— start of Provided records —

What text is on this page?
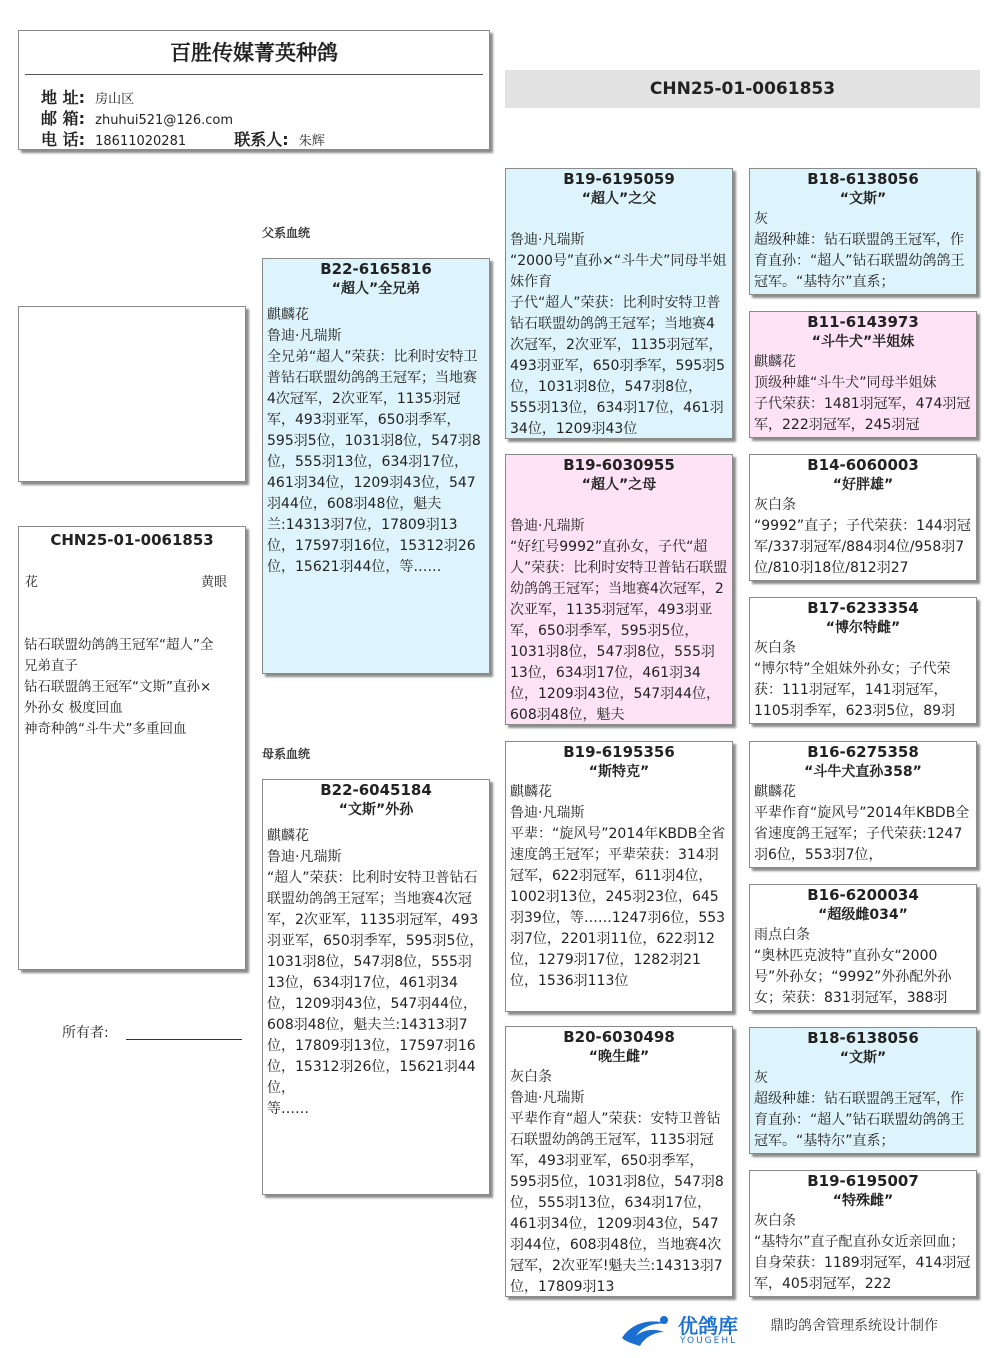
百胜传媒菁英种鸽
地 址: 房山区
邮 箱: zhuhui521@126.com
电 话: 18611020281	联系人: 朱辉
CHN25-01-0061853
CHN25-01-0061853
花	黄眼
钻石联盟幼鸽鸽王冠军“超人”全
兄弟直子
钻石联盟鸽王冠军“文斯”直孙×
外孙女 极度回血
神奇种鸽“斗牛犬”多重回血
所有者:
父系血统
母系血统
B22-6165816
“超人”全兄弟
麒麟花
鲁迪·凡瑞斯
全兄弟“超人”荣获：比利时安特卫普钻石联盟幼鸽鸽王冠军；当地赛4次冠军，2次亚军，1135羽冠军，493羽亚军，650羽季军，595羽5位，1031羽8位，547羽8位，555羽13位，634羽17位，461羽34位，1209羽43位，547羽44位，608羽48位，魁夫兰:14313羽7位，17809羽13位，17597羽16位，15312羽26位，15621羽44位，等……
B22-6045184
“文斯”外孙
麒麟花
鲁迪·凡瑞斯
“超人”荣获：比利时安特卫普钻石联盟幼鸽鸽王冠军；当地赛4次冠军，2次亚军，1135羽冠军，493羽亚军，650羽季军，595羽5位，1031羽8位，547羽8位，555羽13位，634羽17位，461羽34位，1209羽43位，547羽44位，608羽48位，魁夫兰:14313羽7位，17809羽13位，17597羽16位，15312羽26位，15621羽44位，
等……
B19-6195059
“超人”之父
鲁迪·凡瑞斯
“2000号”直孙×“斗牛犬”同母半姐妹作育
子代“超人”荣获：比利时安特卫普钻石联盟幼鸽鸽王冠军；当地赛4次冠军，2次亚军，1135羽冠军，493羽亚军，650羽季军，595羽5位，1031羽8位，547羽8位，555羽13位，634羽17位，461羽34位，1209羽43位
B19-6030955
“超人”之母
鲁迪·凡瑞斯
“好红号9992”直孙女，子代“超人”荣获：比利时安特卫普钻石联盟幼鸽鸽王冠军；当地赛4次冠军，2次亚军，1135羽冠军，493羽亚军，650羽季军，595羽5位，1031羽8位，547羽8位，555羽13位，634羽17位，461羽34位，1209羽43位，547羽44位，608羽48位，魁夫
B19-6195356
“斯特克”
麒麟花
鲁迪·凡瑞斯
平辈：“旋风号”2014年KBDB全省速度鸽王冠军；平辈荣获：314羽冠军，622羽冠军，611羽4位，1002羽13位，245羽23位，645羽39位，等……1247羽6位，553羽7位，2201羽11位，622羽12位，1279羽17位，1282羽21位，1536羽113位
B20-6030498
“晚生雌”
灰白条
鲁迪·凡瑞斯
平辈作育“超人”荣获：安特卫普钻石联盟幼鸽鸽王冠军，1135羽冠军，493羽亚军，650羽季军，595羽5位，1031羽8位，547羽8位，555羽13位，634羽17位，461羽34位，1209羽43位，547羽44位，608羽48位，当地赛4次冠军，2次亚军!魁夫兰:14313羽7位，17809羽13
B18-6138056
“文斯”
灰
超级种雄：钻石联盟鸽王冠军，作育直孙：“超人”钻石联盟幼鸽鸽王冠军。“基特尔”直系；
B11-6143973
“斗牛犬”半姐妹
麒麟花
顶级种雄“斗牛犬”同母半姐妹
子代荣获：1481羽冠军，474羽冠军，222羽冠军，245羽冠
B14-6060003
“好胖雄”
灰白条
“9992”直子；子代荣获：144羽冠军/337羽冠军/884羽4位/958羽7位/810羽18位/812羽27
B17-6233354
“博尔特雌”
灰白条
“博尔特”全姐妹外孙女；子代荣获：111羽冠军，141羽冠军，1105羽季军，623羽5位，89羽
B16-6275358
“斗牛犬直孙358”
麒麟花
平辈作育“旋风号”2014年KBDB全省速度鸽王冠军；子代荣获:1247羽6位，553羽7位，
B16-6200034
“超级雌034”
雨点白条
“奥林匹克波特”直孙女“2000号”外孙女；“9992”外孙配外孙女；荣获：831羽冠军，388羽
B18-6138056
“文斯”
灰
超级种雄：钻石联盟鸽王冠军，作育直孙：“超人”钻石联盟幼鸽鸽王冠军。“基特尔”直系；
B19-6195007
“特殊雌”
灰白条
“基特尔”直子配直孙女近亲回血；自身荣获：1189羽冠军，414羽冠军，405羽冠军，222
优鸽库
YOUGEHL
鼎昀鸽舍管理系统设计制作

— end of Provided records —

What to do: Write out the records above once more, word for word, with no pictures.

Response for this exercise:
What text is on this page?
百胜传媒菁英种鸽
地 址: 房山区
邮 箱: zhuhui521@126.com
电 话: 18611020281	联系人: 朱辉
CHN25-01-0061853
CHN25-01-0061853
花	黄眼
钻石联盟幼鸽鸽王冠军“超人”全
兄弟直子
钻石联盟鸽王冠军“文斯”直孙×
外孙女 极度回血
神奇种鸽“斗牛犬”多重回血
所有者:
父系血统
母系血统
B22-6165816
“超人”全兄弟
麒麟花
鲁迪·凡瑞斯
全兄弟“超人”荣获：比利时安特卫普钻石联盟幼鸽鸽王冠军；当地赛4次冠军，2次亚军，1135羽冠军，493羽亚军，650羽季军，595羽5位，1031羽8位，547羽8位，555羽13位，634羽17位，461羽34位，1209羽43位，547羽44位，608羽48位，魁夫兰:14313羽7位，17809羽13位，17597羽16位，15312羽26位，15621羽44位，等……
B22-6045184
“文斯”外孙
麒麟花
鲁迪·凡瑞斯
“超人”荣获：比利时安特卫普钻石联盟幼鸽鸽王冠军；当地赛4次冠军，2次亚军，1135羽冠军，493羽亚军，650羽季军，595羽5位，1031羽8位，547羽8位，555羽13位，634羽17位，461羽34位，1209羽43位，547羽44位，608羽48位，魁夫兰:14313羽7位，17809羽13位，17597羽16位，15312羽26位，15621羽44位，
等……
B19-6195059
“超人”之父
鲁迪·凡瑞斯
“2000号”直孙×“斗牛犬”同母半姐妹作育
子代“超人”荣获：比利时安特卫普钻石联盟幼鸽鸽王冠军；当地赛4次冠军，2次亚军，1135羽冠军，493羽亚军，650羽季军，595羽5位，1031羽8位，547羽8位，555羽13位，634羽17位，461羽34位，1209羽43位
B19-6030955
“超人”之母
鲁迪·凡瑞斯
“好红号9992”直孙女，子代“超人”荣获：比利时安特卫普钻石联盟幼鸽鸽王冠军；当地赛4次冠军，2次亚军，1135羽冠军，493羽亚军，650羽季军，595羽5位，1031羽8位，547羽8位，555羽13位，634羽17位，461羽34位，1209羽43位，547羽44位，608羽48位，魁夫
B19-6195356
“斯特克”
麒麟花
鲁迪·凡瑞斯
平辈：“旋风号”2014年KBDB全省速度鸽王冠军；平辈荣获：314羽冠军，622羽冠军，611羽4位，1002羽13位，245羽23位，645羽39位，等……1247羽6位，553羽7位，2201羽11位，622羽12位，1279羽17位，1282羽21位，1536羽113位
B20-6030498
“晚生雌”
灰白条
鲁迪·凡瑞斯
平辈作育“超人”荣获：安特卫普钻石联盟幼鸽鸽王冠军，1135羽冠军，493羽亚军，650羽季军，595羽5位，1031羽8位，547羽8位，555羽13位，634羽17位，461羽34位，1209羽43位，547羽44位，608羽48位，当地赛4次冠军，2次亚军!魁夫兰:14313羽7位，17809羽13
B18-6138056
“文斯”
灰
超级种雄：钻石联盟鸽王冠军，作育直孙：“超人”钻石联盟幼鸽鸽王冠军。“基特尔”直系；
B11-6143973
“斗牛犬”半姐妹
麒麟花
顶级种雄“斗牛犬”同母半姐妹
子代荣获：1481羽冠军，474羽冠军，222羽冠军，245羽冠
B14-6060003
“好胖雄”
灰白条
“9992”直子；子代荣获：144羽冠军/337羽冠军/884羽4位/958羽7位/810羽18位/812羽27
B17-6233354
“博尔特雌”
灰白条
“博尔特”全姐妹外孙女；子代荣获：111羽冠军，141羽冠军，1105羽季军，623羽5位，89羽
B16-6275358
“斗牛犬直孙358”
麒麟花
平辈作育“旋风号”2014年KBDB全省速度鸽王冠军；子代荣获:1247羽6位，553羽7位，
B16-6200034
“超级雌034”
雨点白条
“奥林匹克波特”直孙女“2000号”外孙女；“9992”外孙配外孙女；荣获：831羽冠军，388羽
B18-6138056
“文斯”
灰
超级种雄：钻石联盟鸽王冠军，作育直孙：“超人”钻石联盟幼鸽鸽王冠军。“基特尔”直系；
B19-6195007
“特殊雌”
灰白条
“基特尔”直子配直孙女近亲回血；自身荣获：1189羽冠军，414羽冠军，405羽冠军，222
优鸽库
YOUGEHL
鼎昀鸽舍管理系统设计制作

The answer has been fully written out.